[Collection entries]

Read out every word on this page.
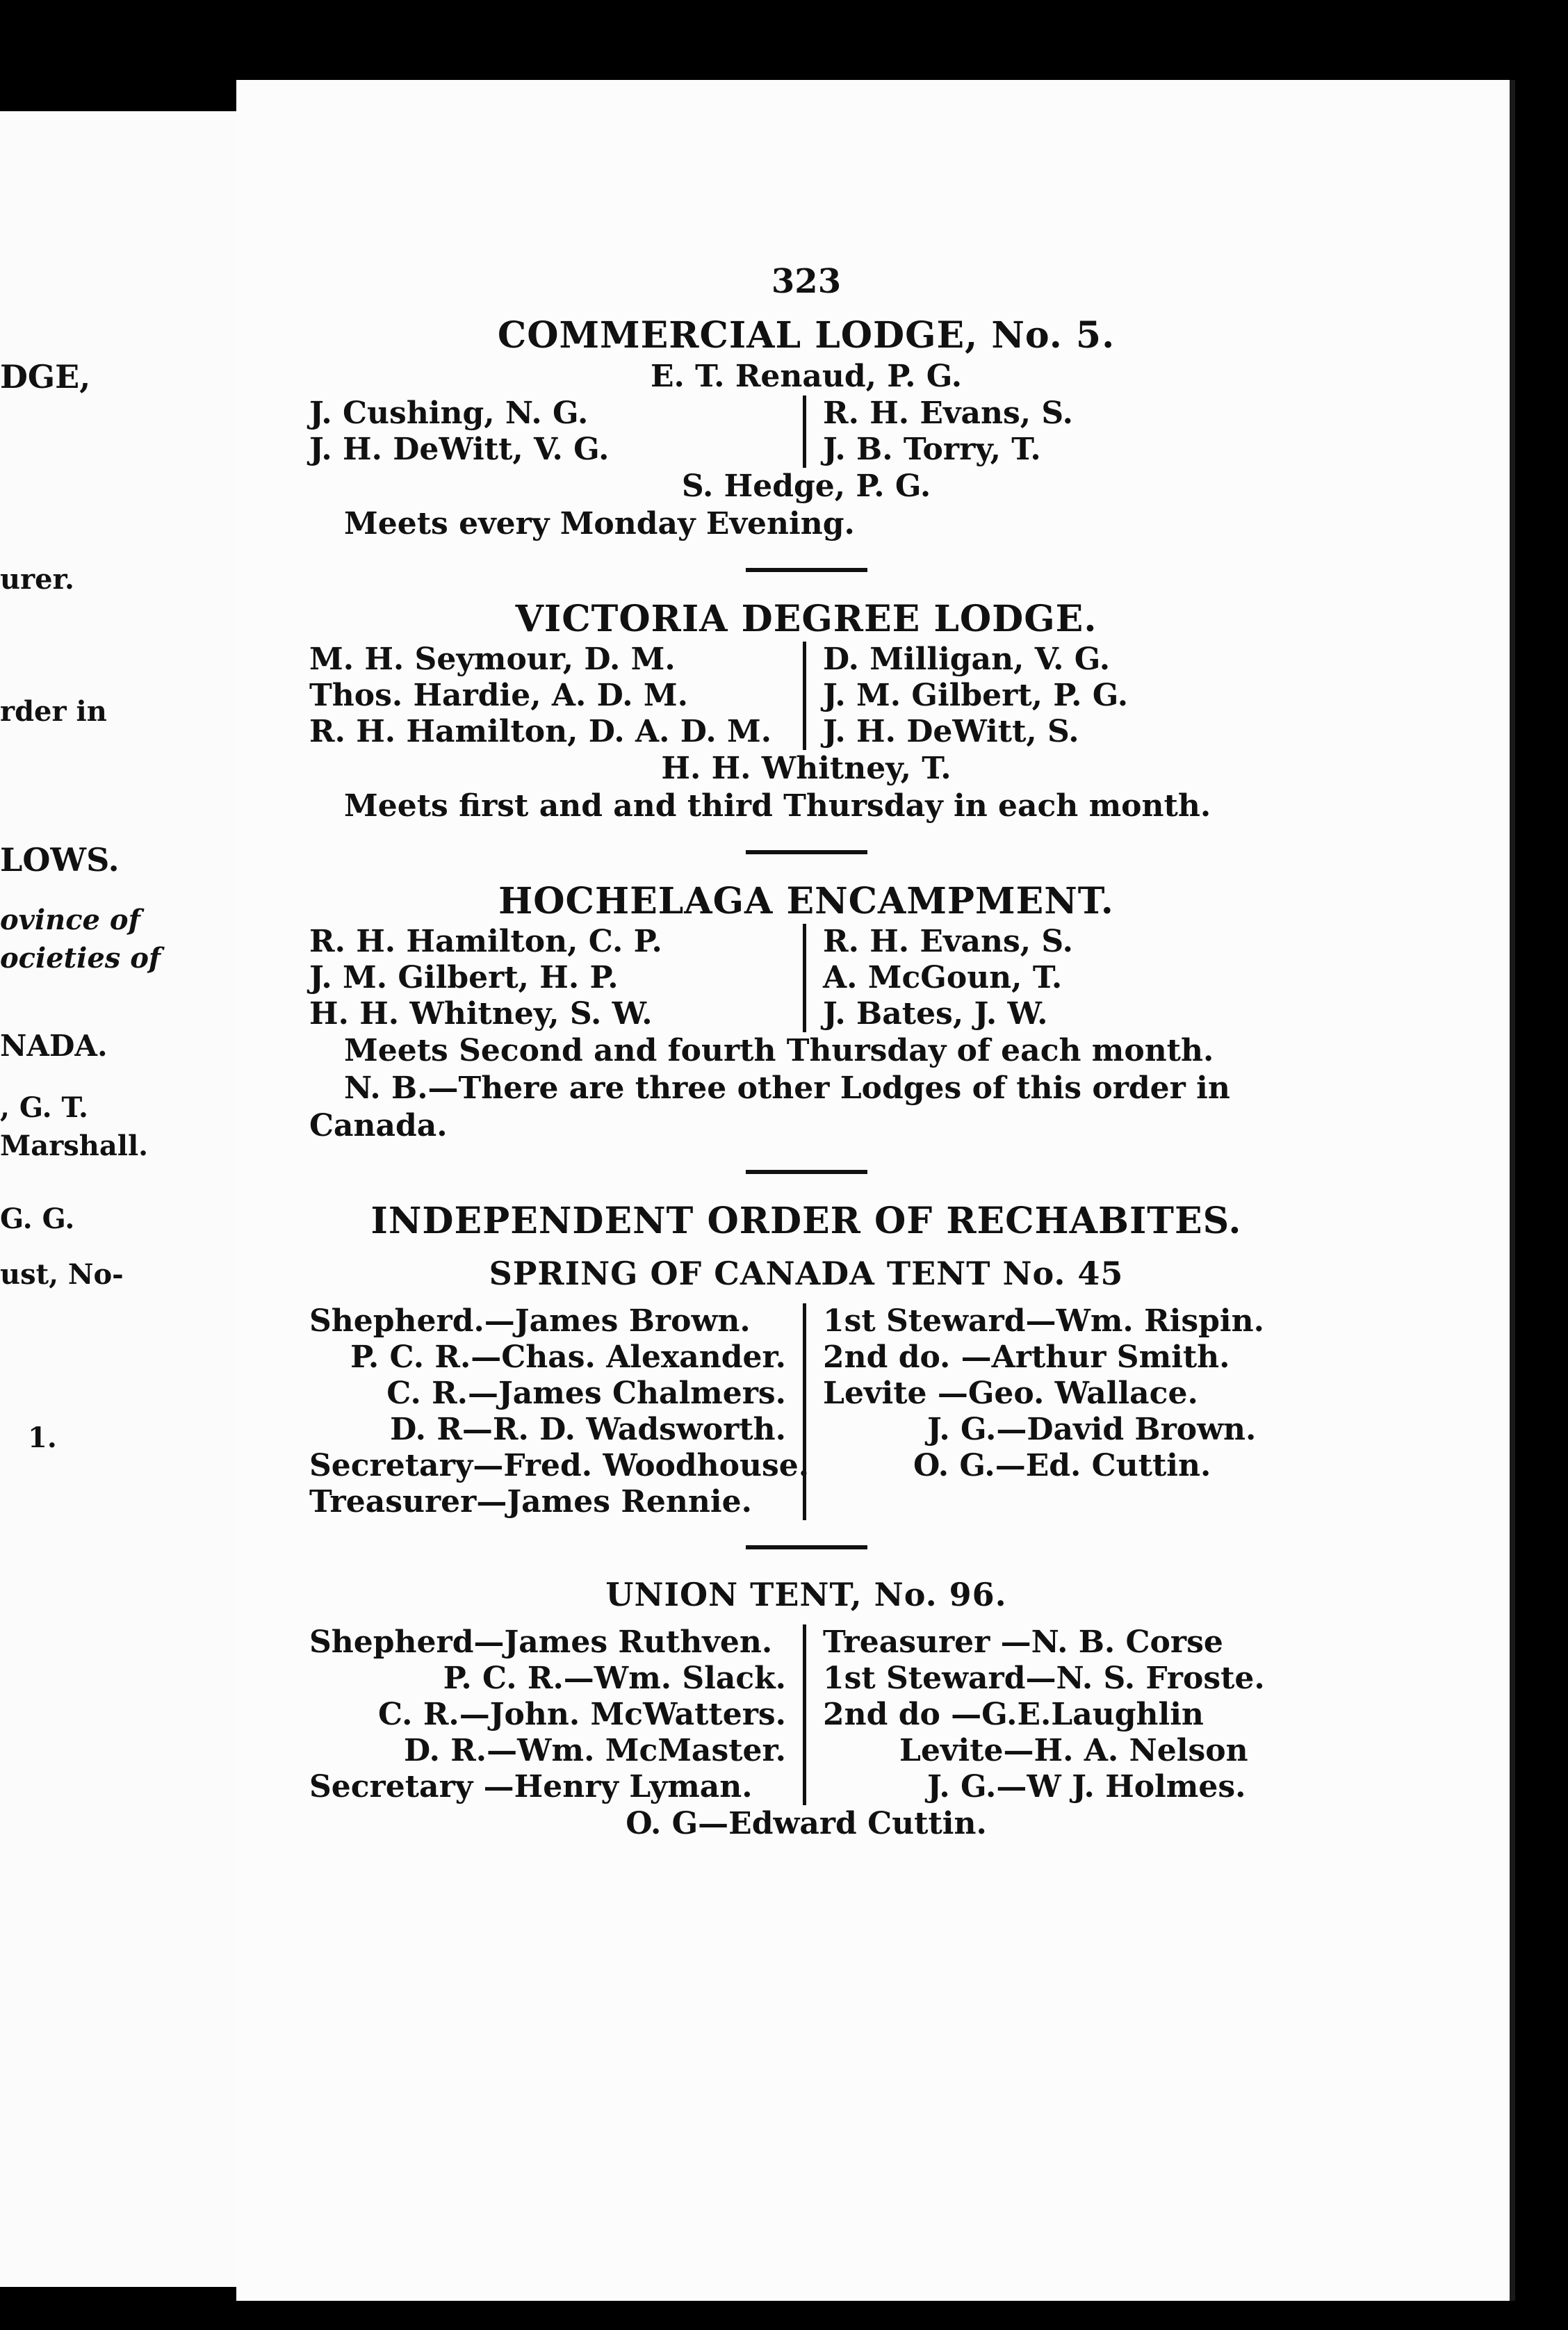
DGE,
urer.
rder in
LOWS.
ovince of
ocieties of
NADA.
, G. T.
Marshall.
G. G.
ust, No-
1.
323
COMMERCIAL LODGE, No. 5.
E. T. Renaud, P. G.
J. Cushing, N. G.
J. H. DeWitt, V. G.
R. H. Evans, S.
J. B. Torry, T.
S. Hedge, P. G.
Meets every Monday Evening.
VICTORIA DEGREE LODGE.
M. H. Seymour, D. M.
Thos. Hardie, A. D. M.
R. H. Hamilton, D. A. D. M.
D. Milligan, V. G.
J. M. Gilbert, P. G.
J. H. DeWitt, S.
H. H. Whitney, T.
Meets first and and third Thursday in each month.
HOCHELAGA ENCAMPMENT.
R. H. Hamilton, C. P.
J. M. Gilbert, H. P.
H. H. Whitney, S. W.
R. H. Evans, S.
A. McGoun, T.
J. Bates, J. W.
Meets Second and fourth Thursday of each month.
N. B.—There are three other Lodges of this order in Canada.
INDEPENDENT ORDER OF RECHABITES.
SPRING OF CANADA TENT No. 45
Shepherd.—James Brown.
P. C. R.—Chas. Alexander.
C. R.—James Chalmers.
D. R—R. D. Wadsworth.
Secretary—Fred. Woodhouse.
Treasurer—James Rennie.
1st Steward—Wm. Rispin.
2nd do. —Arthur Smith.
Levite —Geo. Wallace.
J. G.—David Brown.
O. G.—Ed. Cuttin.
UNION TENT, No. 96.
Shepherd—James Ruthven.
P. C. R.—Wm. Slack.
C. R.—John. McWatters.
D. R.—Wm. McMaster.
Secretary —Henry Lyman.
Treasurer —N. B. Corse
1st Steward—N. S. Froste.
2nd do —G.E.Laughlin
Levite—H. A. Nelson
J. G.—W J. Holmes.
O. G—Edward Cuttin.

• STATED PROBLEM
Go through the records and pull out each line that includes the word "Shepherd".

• OUTPUT OF THE EXERCISE
Shepherd.—James Brown.
Shepherd—James Ruthven.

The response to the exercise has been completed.